__Source excerpt__

The tropics are at latitudes 23.5 degrees north and 23.5 degrees degrees south.

They include all zones on Earth where the Sun contacts a point directly overhead at least once during the solar year (which is a subsolar point). Thus the maximum latitudes of the tropics have the same value positive and negative. Likewise, they approximate, due to the earth not being a perfect sphere, the “angle” of the Earth’s axial tilt. The “angle” itself is not perfectly fixed due chiefly to the influence of the moon, but the limits of tropics are a geographic convention, being an averaged form, and the variance is very small.

The tropics include the Equator and parts of North America, South America, Africa, Asia, and Australia.

The tropics account for 40% of Earth’s surface areaand contain 36% of Earth’s landmass and are home to about a third of the world’s people.

They receive sunlight that is more direct than the rest of Earth and are generally hotter and wetter.

Many features combine to make up the diverse climates of the Tropics. It is a warm region – mean annual temperatures exceed 20°C almost throughout the Tropics, except at high elevations, and exceed 25°C in many parts of the tropical zone.

The tropical zone encompasses some of the wettest locations on Earth, as well as some of the world’s driest deserts.

__Data shown__
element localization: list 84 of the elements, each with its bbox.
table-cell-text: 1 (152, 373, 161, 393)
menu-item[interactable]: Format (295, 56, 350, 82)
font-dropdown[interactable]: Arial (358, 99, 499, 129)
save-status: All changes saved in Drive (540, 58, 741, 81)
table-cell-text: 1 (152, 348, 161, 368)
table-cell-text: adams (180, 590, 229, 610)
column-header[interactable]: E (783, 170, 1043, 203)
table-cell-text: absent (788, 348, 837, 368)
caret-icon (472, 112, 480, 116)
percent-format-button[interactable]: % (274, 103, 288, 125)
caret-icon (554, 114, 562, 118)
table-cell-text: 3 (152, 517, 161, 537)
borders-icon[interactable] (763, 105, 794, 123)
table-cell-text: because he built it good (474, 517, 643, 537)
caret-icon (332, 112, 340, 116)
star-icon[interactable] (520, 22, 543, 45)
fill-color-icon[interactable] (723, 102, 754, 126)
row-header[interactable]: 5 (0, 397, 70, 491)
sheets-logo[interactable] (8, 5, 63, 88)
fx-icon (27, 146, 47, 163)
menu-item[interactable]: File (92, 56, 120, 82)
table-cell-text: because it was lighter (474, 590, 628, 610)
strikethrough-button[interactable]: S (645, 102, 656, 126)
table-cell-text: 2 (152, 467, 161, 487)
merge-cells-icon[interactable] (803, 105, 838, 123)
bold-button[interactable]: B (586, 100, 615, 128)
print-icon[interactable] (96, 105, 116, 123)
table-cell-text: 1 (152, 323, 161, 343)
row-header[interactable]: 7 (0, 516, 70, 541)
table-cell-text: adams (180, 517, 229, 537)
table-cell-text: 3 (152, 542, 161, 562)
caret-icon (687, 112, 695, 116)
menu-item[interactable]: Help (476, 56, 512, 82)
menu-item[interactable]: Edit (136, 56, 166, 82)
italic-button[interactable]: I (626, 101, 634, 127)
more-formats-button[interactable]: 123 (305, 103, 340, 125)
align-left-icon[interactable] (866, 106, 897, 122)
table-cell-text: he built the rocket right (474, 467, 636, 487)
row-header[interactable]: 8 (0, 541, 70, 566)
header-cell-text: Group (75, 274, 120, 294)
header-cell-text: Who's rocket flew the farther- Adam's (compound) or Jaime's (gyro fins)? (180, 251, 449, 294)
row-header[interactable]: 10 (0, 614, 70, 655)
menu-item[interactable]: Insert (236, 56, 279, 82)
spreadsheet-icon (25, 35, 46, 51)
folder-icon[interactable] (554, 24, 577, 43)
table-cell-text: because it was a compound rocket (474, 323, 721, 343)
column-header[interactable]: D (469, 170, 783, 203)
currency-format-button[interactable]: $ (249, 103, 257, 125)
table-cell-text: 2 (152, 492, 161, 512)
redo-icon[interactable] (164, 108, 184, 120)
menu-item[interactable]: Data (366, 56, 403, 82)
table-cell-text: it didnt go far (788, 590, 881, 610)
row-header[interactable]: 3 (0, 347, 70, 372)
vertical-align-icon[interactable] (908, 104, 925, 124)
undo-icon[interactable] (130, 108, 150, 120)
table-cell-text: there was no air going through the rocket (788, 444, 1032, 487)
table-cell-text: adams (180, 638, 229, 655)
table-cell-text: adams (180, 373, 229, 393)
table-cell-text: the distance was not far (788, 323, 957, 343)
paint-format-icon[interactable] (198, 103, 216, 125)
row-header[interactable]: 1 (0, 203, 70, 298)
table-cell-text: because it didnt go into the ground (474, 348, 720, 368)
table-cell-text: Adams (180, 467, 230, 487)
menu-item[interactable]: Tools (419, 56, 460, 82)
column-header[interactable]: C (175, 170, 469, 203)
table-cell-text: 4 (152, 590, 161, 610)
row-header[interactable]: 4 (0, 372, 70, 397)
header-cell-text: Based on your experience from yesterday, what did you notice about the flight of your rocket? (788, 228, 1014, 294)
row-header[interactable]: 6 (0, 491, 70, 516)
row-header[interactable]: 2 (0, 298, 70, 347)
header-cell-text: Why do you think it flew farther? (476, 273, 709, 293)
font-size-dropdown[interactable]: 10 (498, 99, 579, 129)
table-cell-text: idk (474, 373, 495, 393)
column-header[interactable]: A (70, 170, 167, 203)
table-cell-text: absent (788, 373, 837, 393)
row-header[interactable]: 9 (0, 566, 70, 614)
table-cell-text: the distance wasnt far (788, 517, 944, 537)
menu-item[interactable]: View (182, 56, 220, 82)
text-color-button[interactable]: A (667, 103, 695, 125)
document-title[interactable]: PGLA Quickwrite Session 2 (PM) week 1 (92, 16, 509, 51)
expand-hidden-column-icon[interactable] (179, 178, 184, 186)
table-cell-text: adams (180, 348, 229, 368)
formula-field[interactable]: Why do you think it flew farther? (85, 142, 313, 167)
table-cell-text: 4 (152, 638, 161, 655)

__Tasks to carry out__
A – Repeat the passage on the tropics between "The tropics are" and "Asia, and Australia.", inclusive.
B – Answer these questions from the passage on the tropics:
(i) According to the passage, what chiefly influences the "angle" of the Earth's axial tilt so that it is not perfectly fixed?
(ii) Which continents have parts that the tropics include?
(iii) What mean annual temperature is exceeded almost throughout the Tropics, except at high elevations?
The records are not needed for this work.

__Answers provided__
A –
The tropics are at latitudes 23.5 degrees north and 23.5 degrees degrees south.

They include all zones on Earth where the Sun contacts a point directly overhead at least once during the solar year (which is a subsolar point). Thus the maximum latitudes of the tropics have the same value positive and negative. Likewise, they approximate, due to the earth not being a perfect sphere, the “angle” of the Earth’s axial tilt. The “angle” itself is not perfectly fixed due chiefly to the influence of the moon, but the limits of tropics are a geographic convention, being an averaged form, and the variance is very small.

The tropics include the Equator and parts of North America, South America, Africa, Asia, and Australia.

B –
(i) The moon.
(ii) North America, South America, Africa, Asia, and Australia.
(iii) 20°C.